» **Entries from a dataset**
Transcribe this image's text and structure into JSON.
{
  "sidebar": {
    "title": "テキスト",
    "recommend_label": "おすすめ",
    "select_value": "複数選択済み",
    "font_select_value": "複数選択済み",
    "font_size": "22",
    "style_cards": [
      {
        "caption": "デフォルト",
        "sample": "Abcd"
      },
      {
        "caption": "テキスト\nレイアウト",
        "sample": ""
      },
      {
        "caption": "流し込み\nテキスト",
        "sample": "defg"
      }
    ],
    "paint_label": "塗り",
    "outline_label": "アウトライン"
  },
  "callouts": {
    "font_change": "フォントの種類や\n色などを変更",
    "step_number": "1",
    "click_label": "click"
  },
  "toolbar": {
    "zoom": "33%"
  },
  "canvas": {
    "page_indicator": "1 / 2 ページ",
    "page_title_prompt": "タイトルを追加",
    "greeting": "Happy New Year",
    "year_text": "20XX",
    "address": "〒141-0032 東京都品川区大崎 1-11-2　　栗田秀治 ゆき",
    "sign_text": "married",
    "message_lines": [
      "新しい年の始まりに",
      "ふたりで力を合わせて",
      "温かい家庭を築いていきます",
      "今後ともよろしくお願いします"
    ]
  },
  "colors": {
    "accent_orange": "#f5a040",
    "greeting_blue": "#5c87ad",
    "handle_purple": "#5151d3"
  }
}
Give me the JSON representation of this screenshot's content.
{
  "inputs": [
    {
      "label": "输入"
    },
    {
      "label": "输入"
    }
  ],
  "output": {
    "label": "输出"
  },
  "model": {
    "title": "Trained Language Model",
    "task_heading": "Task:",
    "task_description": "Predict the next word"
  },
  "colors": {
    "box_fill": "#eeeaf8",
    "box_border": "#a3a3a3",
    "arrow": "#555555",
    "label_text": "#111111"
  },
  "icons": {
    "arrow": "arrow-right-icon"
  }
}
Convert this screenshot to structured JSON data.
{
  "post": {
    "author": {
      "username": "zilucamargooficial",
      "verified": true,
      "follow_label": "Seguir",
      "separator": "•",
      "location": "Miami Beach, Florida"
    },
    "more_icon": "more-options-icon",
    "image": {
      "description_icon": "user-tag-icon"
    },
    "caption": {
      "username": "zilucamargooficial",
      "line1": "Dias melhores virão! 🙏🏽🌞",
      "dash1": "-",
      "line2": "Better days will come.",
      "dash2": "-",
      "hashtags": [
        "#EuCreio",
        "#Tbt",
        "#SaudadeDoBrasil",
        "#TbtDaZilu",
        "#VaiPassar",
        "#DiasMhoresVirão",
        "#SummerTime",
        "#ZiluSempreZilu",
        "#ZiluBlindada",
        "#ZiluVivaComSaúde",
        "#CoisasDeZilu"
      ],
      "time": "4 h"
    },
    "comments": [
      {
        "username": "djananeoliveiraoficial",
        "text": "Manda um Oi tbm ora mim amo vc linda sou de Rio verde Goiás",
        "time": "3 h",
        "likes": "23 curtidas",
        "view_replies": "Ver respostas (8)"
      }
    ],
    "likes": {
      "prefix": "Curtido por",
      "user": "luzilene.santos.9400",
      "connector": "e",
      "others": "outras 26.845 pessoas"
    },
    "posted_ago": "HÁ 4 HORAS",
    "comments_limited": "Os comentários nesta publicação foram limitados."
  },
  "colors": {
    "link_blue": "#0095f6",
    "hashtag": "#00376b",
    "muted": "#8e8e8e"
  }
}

» **THE PROBLEM**
Look through the data and gather every line with the string "caption" in it.

» **OUTPUT**
        "caption": "デフォルト",
        "caption": "テキスト\nレイアウト",
        "caption": "流し込み\nテキスト",
    "caption": {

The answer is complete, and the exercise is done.